-- Problem description --
From the entries that follow, gather each line holding the word "QUIROGA".
***** Records for processing
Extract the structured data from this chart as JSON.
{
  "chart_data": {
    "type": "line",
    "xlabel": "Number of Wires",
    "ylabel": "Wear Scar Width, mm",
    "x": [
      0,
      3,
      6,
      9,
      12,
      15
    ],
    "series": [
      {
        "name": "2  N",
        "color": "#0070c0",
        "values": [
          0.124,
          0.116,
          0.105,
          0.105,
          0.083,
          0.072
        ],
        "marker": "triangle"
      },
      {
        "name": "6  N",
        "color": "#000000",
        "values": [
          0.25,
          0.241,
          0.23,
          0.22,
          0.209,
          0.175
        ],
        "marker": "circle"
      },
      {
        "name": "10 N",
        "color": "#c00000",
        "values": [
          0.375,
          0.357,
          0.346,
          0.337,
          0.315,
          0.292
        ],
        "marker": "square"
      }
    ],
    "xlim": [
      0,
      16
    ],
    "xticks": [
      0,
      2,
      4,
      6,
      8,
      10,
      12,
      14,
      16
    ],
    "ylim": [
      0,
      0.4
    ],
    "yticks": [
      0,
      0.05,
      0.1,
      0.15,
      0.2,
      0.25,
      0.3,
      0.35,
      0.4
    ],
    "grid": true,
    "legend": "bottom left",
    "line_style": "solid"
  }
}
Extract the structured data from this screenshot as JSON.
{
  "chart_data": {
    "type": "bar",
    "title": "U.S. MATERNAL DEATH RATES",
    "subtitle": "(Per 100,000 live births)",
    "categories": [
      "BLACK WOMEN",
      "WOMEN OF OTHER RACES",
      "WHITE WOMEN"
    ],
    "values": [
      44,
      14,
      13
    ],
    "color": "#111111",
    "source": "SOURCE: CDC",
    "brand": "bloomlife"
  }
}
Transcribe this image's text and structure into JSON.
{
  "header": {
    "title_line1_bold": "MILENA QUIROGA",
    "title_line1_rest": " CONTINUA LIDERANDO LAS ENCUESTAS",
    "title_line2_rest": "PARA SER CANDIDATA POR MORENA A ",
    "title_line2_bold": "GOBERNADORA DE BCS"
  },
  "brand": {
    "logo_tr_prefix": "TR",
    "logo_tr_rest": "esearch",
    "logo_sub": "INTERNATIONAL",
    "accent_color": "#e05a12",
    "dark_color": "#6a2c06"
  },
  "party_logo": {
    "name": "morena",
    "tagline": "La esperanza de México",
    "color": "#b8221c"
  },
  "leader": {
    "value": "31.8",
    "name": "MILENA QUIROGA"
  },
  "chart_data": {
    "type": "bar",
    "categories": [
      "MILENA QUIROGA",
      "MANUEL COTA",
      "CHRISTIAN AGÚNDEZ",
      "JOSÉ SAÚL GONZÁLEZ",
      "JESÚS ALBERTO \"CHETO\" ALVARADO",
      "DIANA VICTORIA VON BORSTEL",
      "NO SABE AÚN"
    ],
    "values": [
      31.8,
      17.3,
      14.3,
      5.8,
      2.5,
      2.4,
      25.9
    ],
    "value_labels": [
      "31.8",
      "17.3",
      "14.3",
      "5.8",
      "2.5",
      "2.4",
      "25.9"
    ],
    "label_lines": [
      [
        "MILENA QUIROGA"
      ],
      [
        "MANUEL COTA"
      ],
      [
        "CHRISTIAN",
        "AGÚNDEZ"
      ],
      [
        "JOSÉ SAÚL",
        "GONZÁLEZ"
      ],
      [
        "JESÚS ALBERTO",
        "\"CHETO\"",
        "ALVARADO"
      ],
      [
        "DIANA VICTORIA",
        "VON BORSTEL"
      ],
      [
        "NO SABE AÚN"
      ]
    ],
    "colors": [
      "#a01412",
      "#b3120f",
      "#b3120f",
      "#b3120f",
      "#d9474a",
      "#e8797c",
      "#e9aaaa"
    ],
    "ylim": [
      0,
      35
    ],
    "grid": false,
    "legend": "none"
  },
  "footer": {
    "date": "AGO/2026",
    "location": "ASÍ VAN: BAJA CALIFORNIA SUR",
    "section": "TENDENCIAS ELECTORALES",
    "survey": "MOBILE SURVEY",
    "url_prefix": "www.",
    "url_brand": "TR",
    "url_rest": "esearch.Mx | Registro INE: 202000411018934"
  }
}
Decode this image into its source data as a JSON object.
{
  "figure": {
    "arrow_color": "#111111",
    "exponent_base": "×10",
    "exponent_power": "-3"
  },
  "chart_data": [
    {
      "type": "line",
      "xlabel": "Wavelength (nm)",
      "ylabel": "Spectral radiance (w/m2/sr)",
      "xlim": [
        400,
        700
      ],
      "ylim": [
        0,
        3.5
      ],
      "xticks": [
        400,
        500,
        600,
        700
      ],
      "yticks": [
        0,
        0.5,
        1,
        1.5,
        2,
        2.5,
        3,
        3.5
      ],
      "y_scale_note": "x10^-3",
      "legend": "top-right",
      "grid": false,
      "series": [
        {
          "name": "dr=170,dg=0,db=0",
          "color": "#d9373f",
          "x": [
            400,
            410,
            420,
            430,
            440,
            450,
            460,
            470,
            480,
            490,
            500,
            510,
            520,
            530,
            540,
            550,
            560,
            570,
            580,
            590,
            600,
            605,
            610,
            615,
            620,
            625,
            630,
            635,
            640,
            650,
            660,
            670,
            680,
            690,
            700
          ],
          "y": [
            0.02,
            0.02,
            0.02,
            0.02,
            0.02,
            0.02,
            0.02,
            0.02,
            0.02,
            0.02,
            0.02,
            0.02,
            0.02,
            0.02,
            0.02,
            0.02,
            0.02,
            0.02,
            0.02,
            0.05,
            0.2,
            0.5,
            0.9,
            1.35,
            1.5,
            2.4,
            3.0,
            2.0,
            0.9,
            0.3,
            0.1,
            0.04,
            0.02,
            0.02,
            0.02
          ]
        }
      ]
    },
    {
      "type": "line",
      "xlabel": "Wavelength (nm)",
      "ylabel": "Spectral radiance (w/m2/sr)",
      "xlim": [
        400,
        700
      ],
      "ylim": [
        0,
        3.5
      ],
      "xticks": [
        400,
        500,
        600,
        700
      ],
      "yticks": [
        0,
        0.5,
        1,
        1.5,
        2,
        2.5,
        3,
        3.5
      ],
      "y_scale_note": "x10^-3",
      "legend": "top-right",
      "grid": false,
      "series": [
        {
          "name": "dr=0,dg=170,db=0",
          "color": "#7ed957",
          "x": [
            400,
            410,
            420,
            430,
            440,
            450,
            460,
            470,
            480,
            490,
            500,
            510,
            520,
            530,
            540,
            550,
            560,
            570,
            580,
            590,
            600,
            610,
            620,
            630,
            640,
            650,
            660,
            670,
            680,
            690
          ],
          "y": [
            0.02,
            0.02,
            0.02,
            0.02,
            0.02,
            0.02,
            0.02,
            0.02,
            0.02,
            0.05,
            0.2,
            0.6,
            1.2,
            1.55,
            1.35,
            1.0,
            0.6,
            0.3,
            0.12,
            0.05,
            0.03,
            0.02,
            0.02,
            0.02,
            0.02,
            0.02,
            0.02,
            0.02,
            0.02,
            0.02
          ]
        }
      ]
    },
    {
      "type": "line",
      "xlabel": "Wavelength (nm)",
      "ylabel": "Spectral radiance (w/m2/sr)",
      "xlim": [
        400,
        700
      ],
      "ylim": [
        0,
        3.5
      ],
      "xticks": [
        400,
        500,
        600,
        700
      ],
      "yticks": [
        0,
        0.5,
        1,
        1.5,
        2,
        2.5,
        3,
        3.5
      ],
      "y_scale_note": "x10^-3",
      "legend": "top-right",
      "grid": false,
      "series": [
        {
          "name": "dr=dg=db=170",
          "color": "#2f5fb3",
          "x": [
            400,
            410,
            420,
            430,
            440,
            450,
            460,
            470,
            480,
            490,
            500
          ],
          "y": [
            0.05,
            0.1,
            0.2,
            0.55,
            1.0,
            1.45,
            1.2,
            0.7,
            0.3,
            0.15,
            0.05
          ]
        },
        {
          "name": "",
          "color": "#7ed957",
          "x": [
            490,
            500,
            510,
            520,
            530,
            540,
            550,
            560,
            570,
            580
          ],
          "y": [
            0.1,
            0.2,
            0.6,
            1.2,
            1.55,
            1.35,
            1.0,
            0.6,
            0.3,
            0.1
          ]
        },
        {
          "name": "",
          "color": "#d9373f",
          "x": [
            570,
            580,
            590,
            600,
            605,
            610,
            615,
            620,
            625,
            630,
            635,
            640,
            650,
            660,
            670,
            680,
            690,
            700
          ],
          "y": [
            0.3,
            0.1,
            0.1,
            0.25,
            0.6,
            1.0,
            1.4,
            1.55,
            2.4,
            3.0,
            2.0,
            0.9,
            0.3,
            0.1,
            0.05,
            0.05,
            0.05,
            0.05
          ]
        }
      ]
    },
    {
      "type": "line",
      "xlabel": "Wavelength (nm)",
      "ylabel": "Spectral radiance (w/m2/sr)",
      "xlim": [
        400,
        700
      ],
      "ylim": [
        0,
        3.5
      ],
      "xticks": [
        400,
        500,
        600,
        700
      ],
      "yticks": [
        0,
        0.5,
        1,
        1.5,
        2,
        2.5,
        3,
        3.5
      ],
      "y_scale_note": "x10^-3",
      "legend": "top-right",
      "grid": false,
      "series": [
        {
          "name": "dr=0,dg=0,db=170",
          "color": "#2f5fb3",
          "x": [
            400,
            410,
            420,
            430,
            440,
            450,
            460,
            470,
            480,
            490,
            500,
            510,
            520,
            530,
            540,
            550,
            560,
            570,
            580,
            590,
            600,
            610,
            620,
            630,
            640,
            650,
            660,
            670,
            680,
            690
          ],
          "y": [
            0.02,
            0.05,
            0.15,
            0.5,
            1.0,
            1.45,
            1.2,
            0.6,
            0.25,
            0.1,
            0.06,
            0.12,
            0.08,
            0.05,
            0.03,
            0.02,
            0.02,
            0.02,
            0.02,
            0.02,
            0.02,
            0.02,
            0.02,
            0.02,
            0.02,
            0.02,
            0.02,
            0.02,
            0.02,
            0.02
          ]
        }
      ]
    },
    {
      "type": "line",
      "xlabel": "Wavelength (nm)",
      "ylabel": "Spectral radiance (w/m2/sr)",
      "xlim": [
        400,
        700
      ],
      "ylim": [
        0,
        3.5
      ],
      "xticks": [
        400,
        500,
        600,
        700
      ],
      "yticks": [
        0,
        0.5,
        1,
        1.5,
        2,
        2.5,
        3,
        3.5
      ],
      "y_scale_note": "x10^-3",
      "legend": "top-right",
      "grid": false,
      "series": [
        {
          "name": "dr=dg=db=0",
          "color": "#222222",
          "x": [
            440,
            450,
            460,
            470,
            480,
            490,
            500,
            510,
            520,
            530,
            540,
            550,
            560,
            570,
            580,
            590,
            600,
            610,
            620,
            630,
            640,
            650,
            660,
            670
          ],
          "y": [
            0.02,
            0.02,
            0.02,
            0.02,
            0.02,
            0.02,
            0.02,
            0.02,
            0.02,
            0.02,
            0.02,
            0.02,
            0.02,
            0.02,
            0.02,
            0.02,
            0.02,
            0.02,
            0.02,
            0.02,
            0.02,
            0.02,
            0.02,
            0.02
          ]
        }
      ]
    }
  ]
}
**********
-- Correct response --
    "title_line1_bold": "MILENA QUIROGA",
    "name": "MILENA QUIROGA"
      "MILENA QUIROGA",
        "MILENA QUIROGA"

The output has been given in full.